Exercise task: Check every line of the entries below for the word "page", and copy the ones that have it.

Data listing:

========================================

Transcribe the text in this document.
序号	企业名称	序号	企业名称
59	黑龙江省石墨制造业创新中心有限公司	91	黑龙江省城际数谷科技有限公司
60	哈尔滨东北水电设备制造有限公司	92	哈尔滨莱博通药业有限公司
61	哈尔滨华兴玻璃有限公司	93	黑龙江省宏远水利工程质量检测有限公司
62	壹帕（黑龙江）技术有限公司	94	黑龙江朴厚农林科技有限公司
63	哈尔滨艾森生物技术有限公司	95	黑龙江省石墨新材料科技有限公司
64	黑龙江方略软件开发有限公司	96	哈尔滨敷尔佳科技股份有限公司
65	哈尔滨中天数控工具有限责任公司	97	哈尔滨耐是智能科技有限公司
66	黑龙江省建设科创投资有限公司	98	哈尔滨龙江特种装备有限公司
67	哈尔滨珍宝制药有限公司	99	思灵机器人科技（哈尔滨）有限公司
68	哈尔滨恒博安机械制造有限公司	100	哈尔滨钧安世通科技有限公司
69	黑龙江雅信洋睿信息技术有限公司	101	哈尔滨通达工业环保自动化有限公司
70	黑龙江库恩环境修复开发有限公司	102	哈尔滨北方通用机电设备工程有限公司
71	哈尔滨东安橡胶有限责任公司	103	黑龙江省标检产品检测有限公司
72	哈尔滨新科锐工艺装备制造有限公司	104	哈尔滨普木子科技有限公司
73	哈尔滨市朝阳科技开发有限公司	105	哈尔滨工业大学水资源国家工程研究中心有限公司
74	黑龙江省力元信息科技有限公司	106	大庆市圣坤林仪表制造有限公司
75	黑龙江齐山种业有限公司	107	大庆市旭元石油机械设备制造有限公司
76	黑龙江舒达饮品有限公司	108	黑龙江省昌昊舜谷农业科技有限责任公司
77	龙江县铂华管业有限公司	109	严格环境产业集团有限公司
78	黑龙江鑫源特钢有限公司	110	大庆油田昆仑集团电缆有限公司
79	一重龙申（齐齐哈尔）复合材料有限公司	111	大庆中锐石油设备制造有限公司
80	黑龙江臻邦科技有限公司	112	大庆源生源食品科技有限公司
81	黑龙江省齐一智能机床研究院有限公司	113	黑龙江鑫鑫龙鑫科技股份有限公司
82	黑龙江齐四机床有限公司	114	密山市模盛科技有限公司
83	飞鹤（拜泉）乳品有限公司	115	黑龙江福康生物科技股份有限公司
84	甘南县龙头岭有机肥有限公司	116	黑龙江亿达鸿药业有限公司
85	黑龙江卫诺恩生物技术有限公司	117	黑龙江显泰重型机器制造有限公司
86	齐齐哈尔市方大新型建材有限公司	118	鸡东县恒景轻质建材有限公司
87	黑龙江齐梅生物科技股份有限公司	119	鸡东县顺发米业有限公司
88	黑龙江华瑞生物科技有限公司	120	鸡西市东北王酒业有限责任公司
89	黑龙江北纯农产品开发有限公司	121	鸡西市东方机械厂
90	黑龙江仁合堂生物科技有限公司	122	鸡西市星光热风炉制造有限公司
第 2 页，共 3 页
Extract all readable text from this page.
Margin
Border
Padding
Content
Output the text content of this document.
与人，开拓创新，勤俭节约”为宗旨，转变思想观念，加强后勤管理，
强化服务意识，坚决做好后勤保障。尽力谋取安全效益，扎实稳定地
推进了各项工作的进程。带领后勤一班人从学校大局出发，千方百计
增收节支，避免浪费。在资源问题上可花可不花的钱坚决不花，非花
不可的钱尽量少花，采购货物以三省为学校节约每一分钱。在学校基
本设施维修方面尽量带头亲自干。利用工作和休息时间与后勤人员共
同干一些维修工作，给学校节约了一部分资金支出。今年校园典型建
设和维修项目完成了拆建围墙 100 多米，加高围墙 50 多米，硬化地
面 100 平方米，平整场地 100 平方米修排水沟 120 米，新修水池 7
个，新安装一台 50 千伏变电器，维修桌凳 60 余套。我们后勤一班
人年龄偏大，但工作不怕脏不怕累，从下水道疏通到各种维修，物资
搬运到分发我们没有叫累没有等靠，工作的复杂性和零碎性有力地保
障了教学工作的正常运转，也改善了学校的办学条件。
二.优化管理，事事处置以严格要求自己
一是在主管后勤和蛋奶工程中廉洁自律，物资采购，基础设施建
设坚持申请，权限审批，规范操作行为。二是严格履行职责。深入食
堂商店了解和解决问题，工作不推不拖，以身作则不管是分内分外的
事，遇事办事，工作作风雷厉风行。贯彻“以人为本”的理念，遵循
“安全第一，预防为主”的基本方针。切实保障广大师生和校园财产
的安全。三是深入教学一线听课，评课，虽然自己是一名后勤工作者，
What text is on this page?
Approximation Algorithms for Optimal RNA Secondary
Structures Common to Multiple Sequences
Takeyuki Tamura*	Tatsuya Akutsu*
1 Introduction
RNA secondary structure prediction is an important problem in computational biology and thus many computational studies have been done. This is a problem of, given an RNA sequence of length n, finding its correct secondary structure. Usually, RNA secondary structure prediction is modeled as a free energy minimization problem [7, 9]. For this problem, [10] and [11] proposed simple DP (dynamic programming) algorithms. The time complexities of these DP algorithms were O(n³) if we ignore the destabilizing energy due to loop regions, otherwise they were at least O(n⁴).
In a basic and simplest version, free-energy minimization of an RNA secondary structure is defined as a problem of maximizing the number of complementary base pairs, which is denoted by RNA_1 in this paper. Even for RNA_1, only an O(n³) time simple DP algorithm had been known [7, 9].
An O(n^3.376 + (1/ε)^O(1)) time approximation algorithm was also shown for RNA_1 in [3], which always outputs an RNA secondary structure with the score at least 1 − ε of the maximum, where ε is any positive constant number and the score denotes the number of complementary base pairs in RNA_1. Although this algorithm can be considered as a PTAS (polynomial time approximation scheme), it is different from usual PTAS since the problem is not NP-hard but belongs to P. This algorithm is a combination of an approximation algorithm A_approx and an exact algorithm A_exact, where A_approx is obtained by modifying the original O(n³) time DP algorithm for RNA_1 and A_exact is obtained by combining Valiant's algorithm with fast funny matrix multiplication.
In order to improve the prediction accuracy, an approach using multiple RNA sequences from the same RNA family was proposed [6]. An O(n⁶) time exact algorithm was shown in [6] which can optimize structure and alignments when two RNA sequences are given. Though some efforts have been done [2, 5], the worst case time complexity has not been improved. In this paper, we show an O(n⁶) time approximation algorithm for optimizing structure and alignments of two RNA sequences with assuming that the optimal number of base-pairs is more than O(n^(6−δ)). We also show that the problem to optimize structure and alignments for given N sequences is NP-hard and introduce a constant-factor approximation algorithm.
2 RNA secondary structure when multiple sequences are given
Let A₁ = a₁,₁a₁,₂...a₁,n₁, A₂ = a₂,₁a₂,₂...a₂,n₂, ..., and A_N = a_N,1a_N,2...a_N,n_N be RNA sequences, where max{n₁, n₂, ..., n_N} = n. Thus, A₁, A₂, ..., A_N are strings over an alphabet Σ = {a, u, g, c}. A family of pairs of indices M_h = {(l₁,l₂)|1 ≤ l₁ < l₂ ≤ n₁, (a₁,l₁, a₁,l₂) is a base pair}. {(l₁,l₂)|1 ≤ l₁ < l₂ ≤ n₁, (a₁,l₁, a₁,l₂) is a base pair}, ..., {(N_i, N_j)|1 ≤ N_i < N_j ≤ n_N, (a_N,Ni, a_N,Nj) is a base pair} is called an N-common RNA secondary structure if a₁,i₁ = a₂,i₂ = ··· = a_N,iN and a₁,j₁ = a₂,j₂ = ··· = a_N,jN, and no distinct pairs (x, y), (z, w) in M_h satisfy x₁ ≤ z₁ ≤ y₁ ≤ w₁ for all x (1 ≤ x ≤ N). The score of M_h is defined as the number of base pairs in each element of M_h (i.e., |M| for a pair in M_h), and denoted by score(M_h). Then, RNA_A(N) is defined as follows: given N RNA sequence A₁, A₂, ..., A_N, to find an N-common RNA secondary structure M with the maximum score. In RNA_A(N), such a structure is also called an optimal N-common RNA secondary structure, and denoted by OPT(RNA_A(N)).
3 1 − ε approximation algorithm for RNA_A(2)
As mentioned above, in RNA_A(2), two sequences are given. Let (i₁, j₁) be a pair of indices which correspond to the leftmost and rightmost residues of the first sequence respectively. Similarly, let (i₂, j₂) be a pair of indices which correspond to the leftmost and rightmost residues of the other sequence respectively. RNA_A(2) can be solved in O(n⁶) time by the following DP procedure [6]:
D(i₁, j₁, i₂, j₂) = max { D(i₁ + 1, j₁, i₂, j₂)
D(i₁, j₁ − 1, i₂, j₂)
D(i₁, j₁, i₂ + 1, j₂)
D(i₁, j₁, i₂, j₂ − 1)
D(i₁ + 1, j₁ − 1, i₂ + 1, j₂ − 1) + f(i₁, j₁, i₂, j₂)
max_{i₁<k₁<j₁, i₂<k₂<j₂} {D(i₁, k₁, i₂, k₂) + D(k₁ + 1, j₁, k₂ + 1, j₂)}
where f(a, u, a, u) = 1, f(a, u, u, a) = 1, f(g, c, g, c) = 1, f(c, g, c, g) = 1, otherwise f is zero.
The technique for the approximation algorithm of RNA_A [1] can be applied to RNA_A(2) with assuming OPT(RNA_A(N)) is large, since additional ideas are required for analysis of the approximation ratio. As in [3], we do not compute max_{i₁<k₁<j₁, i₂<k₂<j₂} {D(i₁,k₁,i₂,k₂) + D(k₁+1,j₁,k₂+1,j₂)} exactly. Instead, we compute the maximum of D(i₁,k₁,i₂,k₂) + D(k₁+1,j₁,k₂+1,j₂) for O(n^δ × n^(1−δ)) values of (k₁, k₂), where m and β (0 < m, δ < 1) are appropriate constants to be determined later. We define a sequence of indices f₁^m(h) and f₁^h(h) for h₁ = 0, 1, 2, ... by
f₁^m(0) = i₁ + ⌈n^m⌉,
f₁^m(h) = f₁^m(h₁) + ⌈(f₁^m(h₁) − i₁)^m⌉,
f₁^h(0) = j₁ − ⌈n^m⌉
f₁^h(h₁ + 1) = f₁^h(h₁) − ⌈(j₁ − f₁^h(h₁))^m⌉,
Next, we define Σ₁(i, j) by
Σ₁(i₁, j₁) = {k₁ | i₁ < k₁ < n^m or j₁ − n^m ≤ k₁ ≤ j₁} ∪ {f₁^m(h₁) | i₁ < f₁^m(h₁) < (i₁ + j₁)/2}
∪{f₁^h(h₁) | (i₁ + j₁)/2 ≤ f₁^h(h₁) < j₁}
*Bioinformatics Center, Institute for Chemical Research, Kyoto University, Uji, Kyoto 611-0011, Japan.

========================================

The answer:
Extract all readable text from this page.
What text is on this page?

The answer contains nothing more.